(Raw records)

^^^^^^^^^^^^^^^^

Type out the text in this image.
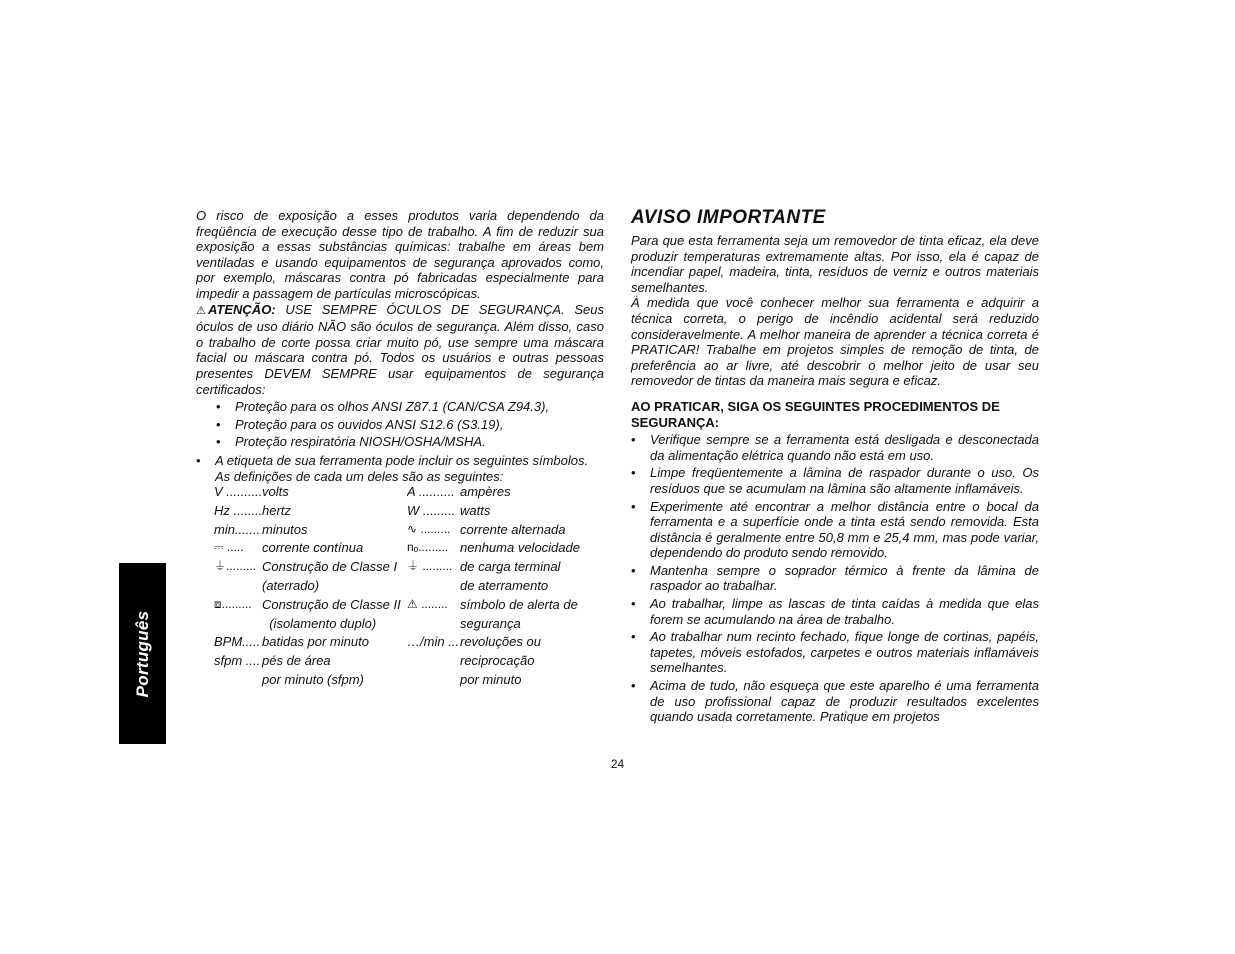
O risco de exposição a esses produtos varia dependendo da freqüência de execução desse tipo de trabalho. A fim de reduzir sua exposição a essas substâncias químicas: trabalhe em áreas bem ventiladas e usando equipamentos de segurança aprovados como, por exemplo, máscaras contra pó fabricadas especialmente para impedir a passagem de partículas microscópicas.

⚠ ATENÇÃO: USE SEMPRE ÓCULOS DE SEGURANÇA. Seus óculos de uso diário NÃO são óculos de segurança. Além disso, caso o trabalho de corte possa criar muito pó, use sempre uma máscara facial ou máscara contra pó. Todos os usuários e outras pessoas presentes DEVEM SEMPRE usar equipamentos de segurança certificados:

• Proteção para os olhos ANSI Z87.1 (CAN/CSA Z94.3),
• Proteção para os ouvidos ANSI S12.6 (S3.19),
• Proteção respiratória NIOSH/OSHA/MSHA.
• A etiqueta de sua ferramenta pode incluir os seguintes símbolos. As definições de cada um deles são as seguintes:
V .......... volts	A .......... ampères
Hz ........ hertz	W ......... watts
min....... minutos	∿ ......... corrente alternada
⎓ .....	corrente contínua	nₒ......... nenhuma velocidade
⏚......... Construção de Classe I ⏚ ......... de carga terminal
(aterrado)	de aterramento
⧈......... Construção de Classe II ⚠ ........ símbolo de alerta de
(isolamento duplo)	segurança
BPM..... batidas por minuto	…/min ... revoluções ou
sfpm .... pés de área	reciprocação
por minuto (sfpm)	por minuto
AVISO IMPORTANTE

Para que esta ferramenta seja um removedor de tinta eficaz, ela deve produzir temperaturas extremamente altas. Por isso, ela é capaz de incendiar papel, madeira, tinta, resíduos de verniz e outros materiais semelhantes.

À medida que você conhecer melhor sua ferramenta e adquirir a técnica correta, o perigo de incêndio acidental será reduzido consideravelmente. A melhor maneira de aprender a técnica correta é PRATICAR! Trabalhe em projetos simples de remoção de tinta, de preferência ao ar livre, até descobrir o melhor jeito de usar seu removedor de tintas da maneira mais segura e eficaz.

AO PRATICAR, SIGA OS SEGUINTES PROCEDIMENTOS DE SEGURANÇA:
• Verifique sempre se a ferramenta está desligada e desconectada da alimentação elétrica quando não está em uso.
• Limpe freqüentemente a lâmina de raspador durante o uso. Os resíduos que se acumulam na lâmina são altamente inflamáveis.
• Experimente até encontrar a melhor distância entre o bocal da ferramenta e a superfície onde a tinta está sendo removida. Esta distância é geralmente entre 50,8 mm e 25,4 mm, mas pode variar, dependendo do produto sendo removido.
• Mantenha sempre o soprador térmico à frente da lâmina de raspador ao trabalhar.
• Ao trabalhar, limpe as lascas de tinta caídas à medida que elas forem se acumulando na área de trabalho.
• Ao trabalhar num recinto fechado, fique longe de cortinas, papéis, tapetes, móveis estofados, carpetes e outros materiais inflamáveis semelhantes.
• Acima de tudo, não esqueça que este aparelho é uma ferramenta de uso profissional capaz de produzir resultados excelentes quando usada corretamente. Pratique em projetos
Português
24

^^^^^^^^^^^^^^^^

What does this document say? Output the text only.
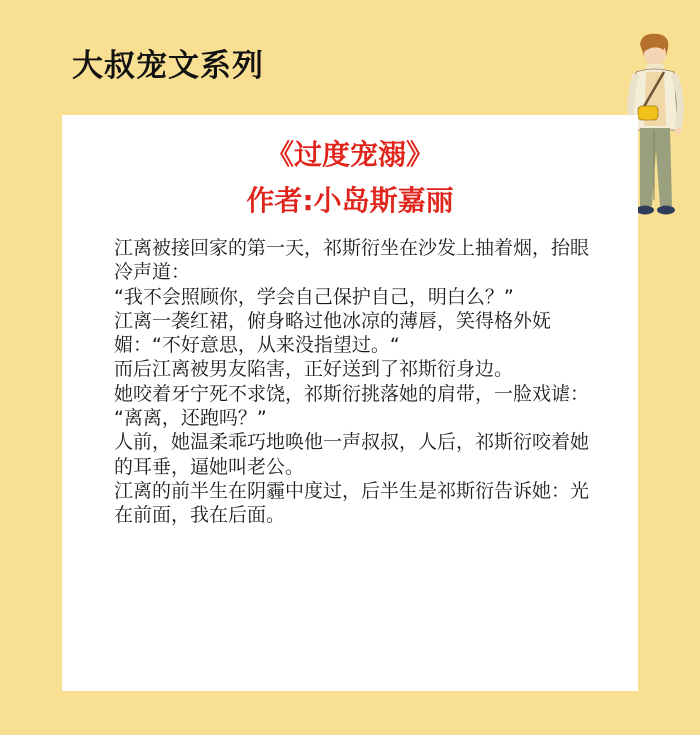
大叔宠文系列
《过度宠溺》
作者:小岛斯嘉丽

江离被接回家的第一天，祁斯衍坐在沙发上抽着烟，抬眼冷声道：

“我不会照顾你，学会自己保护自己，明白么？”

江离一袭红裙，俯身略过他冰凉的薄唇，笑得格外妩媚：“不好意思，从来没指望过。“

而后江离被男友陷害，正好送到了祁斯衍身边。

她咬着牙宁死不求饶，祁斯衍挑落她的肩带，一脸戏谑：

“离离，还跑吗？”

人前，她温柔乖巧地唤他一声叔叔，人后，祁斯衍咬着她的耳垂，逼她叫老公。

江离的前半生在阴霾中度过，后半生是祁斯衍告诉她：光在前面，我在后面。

^^^^^^^^^^^^^^^^

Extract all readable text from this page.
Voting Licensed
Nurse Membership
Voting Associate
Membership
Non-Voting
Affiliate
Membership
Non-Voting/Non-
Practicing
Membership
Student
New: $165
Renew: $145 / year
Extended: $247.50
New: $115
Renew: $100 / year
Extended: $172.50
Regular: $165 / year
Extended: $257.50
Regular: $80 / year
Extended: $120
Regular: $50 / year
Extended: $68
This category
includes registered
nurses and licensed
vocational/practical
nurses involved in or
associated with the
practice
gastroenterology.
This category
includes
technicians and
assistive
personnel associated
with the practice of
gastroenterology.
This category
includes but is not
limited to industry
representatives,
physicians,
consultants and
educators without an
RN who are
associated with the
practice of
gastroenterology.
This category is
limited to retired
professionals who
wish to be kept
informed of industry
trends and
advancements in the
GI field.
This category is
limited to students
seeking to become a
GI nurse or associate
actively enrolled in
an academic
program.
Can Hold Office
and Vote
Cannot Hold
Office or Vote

^^^^^^^^^^^^^^^^

§ Exercise objective: Extract every line containing the string "melhor" from the material.

§ Answer to the exercise:
À medida que você conhecer melhor sua ferramenta e adquirir a técnica correta, o perigo de incêndio acidental será reduzido consideravelmente. A melhor maneira de aprender a técnica correta é PRATICAR! Trabalhe em projetos simples de remoção de tinta, de preferência ao ar livre, até descobrir o melhor jeito de usar seu removedor de tintas da maneira mais segura e eficaz.
• Experimente até encontrar a melhor distância entre o bocal da ferramenta e a superfície onde a tinta está sendo removida. Esta distância é geralmente entre 50,8 mm e 25,4 mm, mas pode variar, dependendo do produto sendo removido.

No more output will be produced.